● **TASK DATA**:
:::::

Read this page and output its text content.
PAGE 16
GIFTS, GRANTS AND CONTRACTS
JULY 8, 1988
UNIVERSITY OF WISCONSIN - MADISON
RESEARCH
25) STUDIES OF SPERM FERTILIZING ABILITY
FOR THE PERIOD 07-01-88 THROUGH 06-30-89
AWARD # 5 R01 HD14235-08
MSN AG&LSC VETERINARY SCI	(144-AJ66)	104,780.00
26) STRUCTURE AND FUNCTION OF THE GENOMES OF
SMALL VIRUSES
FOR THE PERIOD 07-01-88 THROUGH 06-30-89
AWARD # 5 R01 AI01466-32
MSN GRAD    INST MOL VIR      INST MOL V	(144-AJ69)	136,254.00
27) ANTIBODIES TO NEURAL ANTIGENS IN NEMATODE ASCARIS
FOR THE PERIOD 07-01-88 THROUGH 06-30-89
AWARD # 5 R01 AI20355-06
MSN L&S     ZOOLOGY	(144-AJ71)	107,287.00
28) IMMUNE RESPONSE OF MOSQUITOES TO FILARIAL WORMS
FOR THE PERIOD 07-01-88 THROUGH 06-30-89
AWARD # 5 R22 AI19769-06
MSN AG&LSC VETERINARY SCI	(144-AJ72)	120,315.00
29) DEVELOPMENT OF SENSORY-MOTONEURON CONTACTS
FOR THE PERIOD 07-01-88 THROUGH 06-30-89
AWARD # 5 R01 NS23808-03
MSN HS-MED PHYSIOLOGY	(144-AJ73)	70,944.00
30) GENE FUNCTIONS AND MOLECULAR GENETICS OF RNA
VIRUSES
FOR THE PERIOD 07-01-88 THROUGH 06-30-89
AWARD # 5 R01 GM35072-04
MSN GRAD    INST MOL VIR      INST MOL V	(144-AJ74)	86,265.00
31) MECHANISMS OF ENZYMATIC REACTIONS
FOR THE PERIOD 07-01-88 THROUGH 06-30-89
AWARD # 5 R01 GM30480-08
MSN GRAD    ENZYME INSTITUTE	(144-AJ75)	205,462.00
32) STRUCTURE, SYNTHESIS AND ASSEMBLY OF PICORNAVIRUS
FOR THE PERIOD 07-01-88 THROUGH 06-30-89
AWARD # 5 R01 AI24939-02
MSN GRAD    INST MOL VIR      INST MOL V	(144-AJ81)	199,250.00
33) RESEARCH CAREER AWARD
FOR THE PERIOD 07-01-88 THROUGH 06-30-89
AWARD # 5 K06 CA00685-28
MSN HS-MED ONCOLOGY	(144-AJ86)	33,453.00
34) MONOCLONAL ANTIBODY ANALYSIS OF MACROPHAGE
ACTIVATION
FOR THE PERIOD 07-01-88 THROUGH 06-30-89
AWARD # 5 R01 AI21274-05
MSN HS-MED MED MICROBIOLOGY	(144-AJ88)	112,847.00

:::::

● **WHAT YOU NEED TO DO**:
The whole of the material above should be given again exactly.

● **SOLUTION**:
Read this page and output its text content.
PAGE 16
GIFTS, GRANTS AND CONTRACTS
JULY 8, 1988
UNIVERSITY OF WISCONSIN - MADISON
RESEARCH
25) STUDIES OF SPERM FERTILIZING ABILITY
FOR THE PERIOD 07-01-88 THROUGH 06-30-89
AWARD # 5 R01 HD14235-08
MSN AG&LSC VETERINARY SCI	(144-AJ66)	104,780.00
26) STRUCTURE AND FUNCTION OF THE GENOMES OF
SMALL VIRUSES
FOR THE PERIOD 07-01-88 THROUGH 06-30-89
AWARD # 5 R01 AI01466-32
MSN GRAD    INST MOL VIR      INST MOL V	(144-AJ69)	136,254.00
27) ANTIBODIES TO NEURAL ANTIGENS IN NEMATODE ASCARIS
FOR THE PERIOD 07-01-88 THROUGH 06-30-89
AWARD # 5 R01 AI20355-06
MSN L&S     ZOOLOGY	(144-AJ71)	107,287.00
28) IMMUNE RESPONSE OF MOSQUITOES TO FILARIAL WORMS
FOR THE PERIOD 07-01-88 THROUGH 06-30-89
AWARD # 5 R22 AI19769-06
MSN AG&LSC VETERINARY SCI	(144-AJ72)	120,315.00
29) DEVELOPMENT OF SENSORY-MOTONEURON CONTACTS
FOR THE PERIOD 07-01-88 THROUGH 06-30-89
AWARD # 5 R01 NS23808-03
MSN HS-MED PHYSIOLOGY	(144-AJ73)	70,944.00
30) GENE FUNCTIONS AND MOLECULAR GENETICS OF RNA
VIRUSES
FOR THE PERIOD 07-01-88 THROUGH 06-30-89
AWARD # 5 R01 GM35072-04
MSN GRAD    INST MOL VIR      INST MOL V	(144-AJ74)	86,265.00
31) MECHANISMS OF ENZYMATIC REACTIONS
FOR THE PERIOD 07-01-88 THROUGH 06-30-89
AWARD # 5 R01 GM30480-08
MSN GRAD    ENZYME INSTITUTE	(144-AJ75)	205,462.00
32) STRUCTURE, SYNTHESIS AND ASSEMBLY OF PICORNAVIRUS
FOR THE PERIOD 07-01-88 THROUGH 06-30-89
AWARD # 5 R01 AI24939-02
MSN GRAD    INST MOL VIR      INST MOL V	(144-AJ81)	199,250.00
33) RESEARCH CAREER AWARD
FOR THE PERIOD 07-01-88 THROUGH 06-30-89
AWARD # 5 K06 CA00685-28
MSN HS-MED ONCOLOGY	(144-AJ86)	33,453.00
34) MONOCLONAL ANTIBODY ANALYSIS OF MACROPHAGE
ACTIVATION
FOR THE PERIOD 07-01-88 THROUGH 06-30-89
AWARD # 5 R01 AI21274-05
MSN HS-MED MED MICROBIOLOGY	(144-AJ88)	112,847.00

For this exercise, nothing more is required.